TASK OBJECTIVE
Skip every picture and transcribe the remaining material exactly.

RECORDS TO PROCESS

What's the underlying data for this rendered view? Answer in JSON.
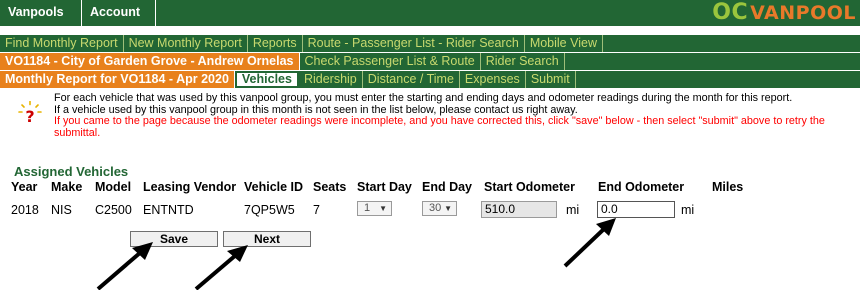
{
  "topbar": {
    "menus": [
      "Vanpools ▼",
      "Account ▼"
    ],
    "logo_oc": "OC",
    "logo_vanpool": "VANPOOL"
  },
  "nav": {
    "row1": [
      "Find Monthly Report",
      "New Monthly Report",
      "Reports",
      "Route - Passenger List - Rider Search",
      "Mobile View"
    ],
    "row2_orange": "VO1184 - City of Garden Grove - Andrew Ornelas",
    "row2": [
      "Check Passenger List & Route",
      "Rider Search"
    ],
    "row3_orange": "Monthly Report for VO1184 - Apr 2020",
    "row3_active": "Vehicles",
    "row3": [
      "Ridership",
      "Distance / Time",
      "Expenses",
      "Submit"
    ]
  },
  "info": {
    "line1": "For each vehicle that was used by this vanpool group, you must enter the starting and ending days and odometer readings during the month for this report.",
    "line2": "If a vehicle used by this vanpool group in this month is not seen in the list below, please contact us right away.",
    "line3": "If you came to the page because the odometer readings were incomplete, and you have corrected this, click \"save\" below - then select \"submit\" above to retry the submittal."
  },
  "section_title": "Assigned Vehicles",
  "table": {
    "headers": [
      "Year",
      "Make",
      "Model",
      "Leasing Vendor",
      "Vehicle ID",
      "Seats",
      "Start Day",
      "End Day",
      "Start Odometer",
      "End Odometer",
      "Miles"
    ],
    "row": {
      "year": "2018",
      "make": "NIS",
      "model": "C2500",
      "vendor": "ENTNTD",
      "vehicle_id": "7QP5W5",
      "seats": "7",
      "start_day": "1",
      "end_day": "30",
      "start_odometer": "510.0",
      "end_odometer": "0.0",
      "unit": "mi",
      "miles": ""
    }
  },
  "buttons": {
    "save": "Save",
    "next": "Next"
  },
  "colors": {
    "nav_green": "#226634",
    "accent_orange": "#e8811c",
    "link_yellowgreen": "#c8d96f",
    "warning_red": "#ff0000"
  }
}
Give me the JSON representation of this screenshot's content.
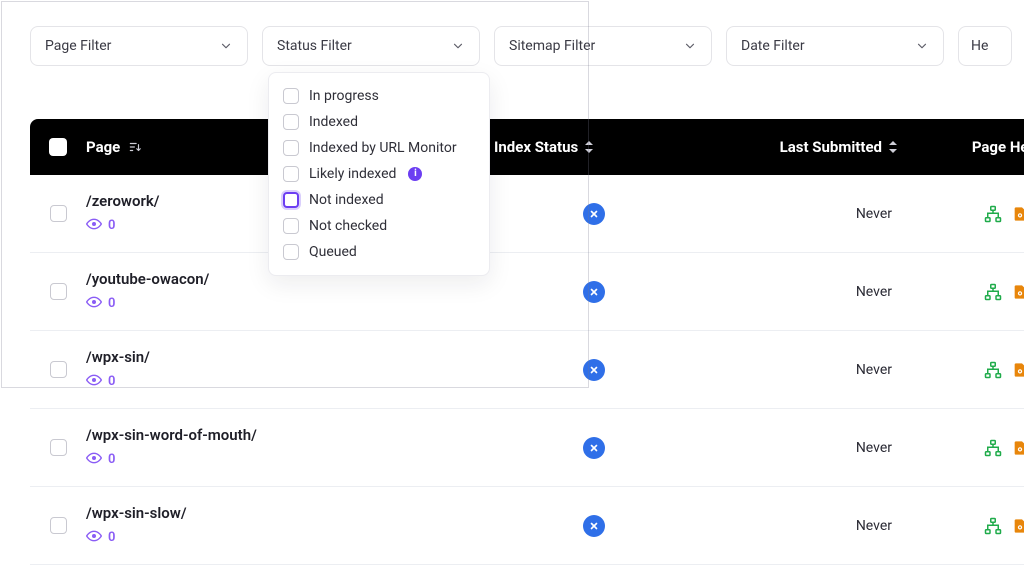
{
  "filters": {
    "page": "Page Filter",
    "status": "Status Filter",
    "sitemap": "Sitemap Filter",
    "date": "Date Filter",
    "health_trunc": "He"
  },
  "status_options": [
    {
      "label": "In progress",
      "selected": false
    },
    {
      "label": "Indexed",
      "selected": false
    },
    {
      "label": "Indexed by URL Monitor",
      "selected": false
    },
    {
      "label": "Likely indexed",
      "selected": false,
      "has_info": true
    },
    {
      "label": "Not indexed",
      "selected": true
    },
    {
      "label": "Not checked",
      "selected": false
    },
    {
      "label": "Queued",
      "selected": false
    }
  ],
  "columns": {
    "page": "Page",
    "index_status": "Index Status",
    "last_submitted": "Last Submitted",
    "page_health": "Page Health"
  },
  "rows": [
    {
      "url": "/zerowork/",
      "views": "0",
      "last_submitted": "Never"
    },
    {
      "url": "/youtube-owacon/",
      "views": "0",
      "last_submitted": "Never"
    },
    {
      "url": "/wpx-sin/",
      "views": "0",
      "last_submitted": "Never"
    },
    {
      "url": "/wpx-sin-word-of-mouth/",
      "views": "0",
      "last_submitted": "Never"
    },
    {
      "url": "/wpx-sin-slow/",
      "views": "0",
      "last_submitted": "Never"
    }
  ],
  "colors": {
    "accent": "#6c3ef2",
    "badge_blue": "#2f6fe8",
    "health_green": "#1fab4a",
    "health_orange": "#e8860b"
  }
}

EXPECTED ANSWER
What's the underlying data for this rendered view? Answer in JSON.
{
  "topbar": {
    "menus": [
      "Vanpools ▼",
      "Account ▼"
    ],
    "logo_oc": "OC",
    "logo_vanpool": "VANPOOL"
  },
  "nav": {
    "row1": [
      "Find Monthly Report",
      "New Monthly Report",
      "Reports",
      "Route - Passenger List - Rider Search",
      "Mobile View"
    ],
    "row2_orange": "VO1184 - City of Garden Grove - Andrew Ornelas",
    "row2": [
      "Check Passenger List & Route",
      "Rider Search"
    ],
    "row3_orange": "Monthly Report for VO1184 - Apr 2020",
    "row3_active": "Vehicles",
    "row3": [
      "Ridership",
      "Distance / Time",
      "Expenses",
      "Submit"
    ]
  },
  "info": {
    "line1": "For each vehicle that was used by this vanpool group, you must enter the starting and ending days and odometer readings during the month for this report.",
    "line2": "If a vehicle used by this vanpool group in this month is not seen in the list below, please contact us right away.",
    "line3": "If you came to the page because the odometer readings were incomplete, and you have corrected this, click \"save\" below - then select \"submit\" above to retry the submittal."
  },
  "section_title": "Assigned Vehicles",
  "table": {
    "headers": [
      "Year",
      "Make",
      "Model",
      "Leasing Vendor",
      "Vehicle ID",
      "Seats",
      "Start Day",
      "End Day",
      "Start Odometer",
      "End Odometer",
      "Miles"
    ],
    "row": {
      "year": "2018",
      "make": "NIS",
      "model": "C2500",
      "vendor": "ENTNTD",
      "vehicle_id": "7QP5W5",
      "seats": "7",
      "start_day": "1",
      "end_day": "30",
      "start_odometer": "510.0",
      "end_odometer": "0.0",
      "unit": "mi",
      "miles": ""
    }
  },
  "buttons": {
    "save": "Save",
    "next": "Next"
  },
  "colors": {
    "nav_green": "#226634",
    "accent_orange": "#e8811c",
    "link_yellowgreen": "#c8d96f",
    "warning_red": "#ff0000"
  }
}
Give me the JSON representation of this screenshot's content.
{
  "filters": {
    "page": "Page Filter",
    "status": "Status Filter",
    "sitemap": "Sitemap Filter",
    "date": "Date Filter",
    "health_trunc": "He"
  },
  "status_options": [
    {
      "label": "In progress",
      "selected": false
    },
    {
      "label": "Indexed",
      "selected": false
    },
    {
      "label": "Indexed by URL Monitor",
      "selected": false
    },
    {
      "label": "Likely indexed",
      "selected": false,
      "has_info": true
    },
    {
      "label": "Not indexed",
      "selected": true
    },
    {
      "label": "Not checked",
      "selected": false
    },
    {
      "label": "Queued",
      "selected": false
    }
  ],
  "columns": {
    "page": "Page",
    "index_status": "Index Status",
    "last_submitted": "Last Submitted",
    "page_health": "Page Health"
  },
  "rows": [
    {
      "url": "/zerowork/",
      "views": "0",
      "last_submitted": "Never"
    },
    {
      "url": "/youtube-owacon/",
      "views": "0",
      "last_submitted": "Never"
    },
    {
      "url": "/wpx-sin/",
      "views": "0",
      "last_submitted": "Never"
    },
    {
      "url": "/wpx-sin-word-of-mouth/",
      "views": "0",
      "last_submitted": "Never"
    },
    {
      "url": "/wpx-sin-slow/",
      "views": "0",
      "last_submitted": "Never"
    }
  ],
  "colors": {
    "accent": "#6c3ef2",
    "badge_blue": "#2f6fe8",
    "health_green": "#1fab4a",
    "health_orange": "#e8860b"
  }
}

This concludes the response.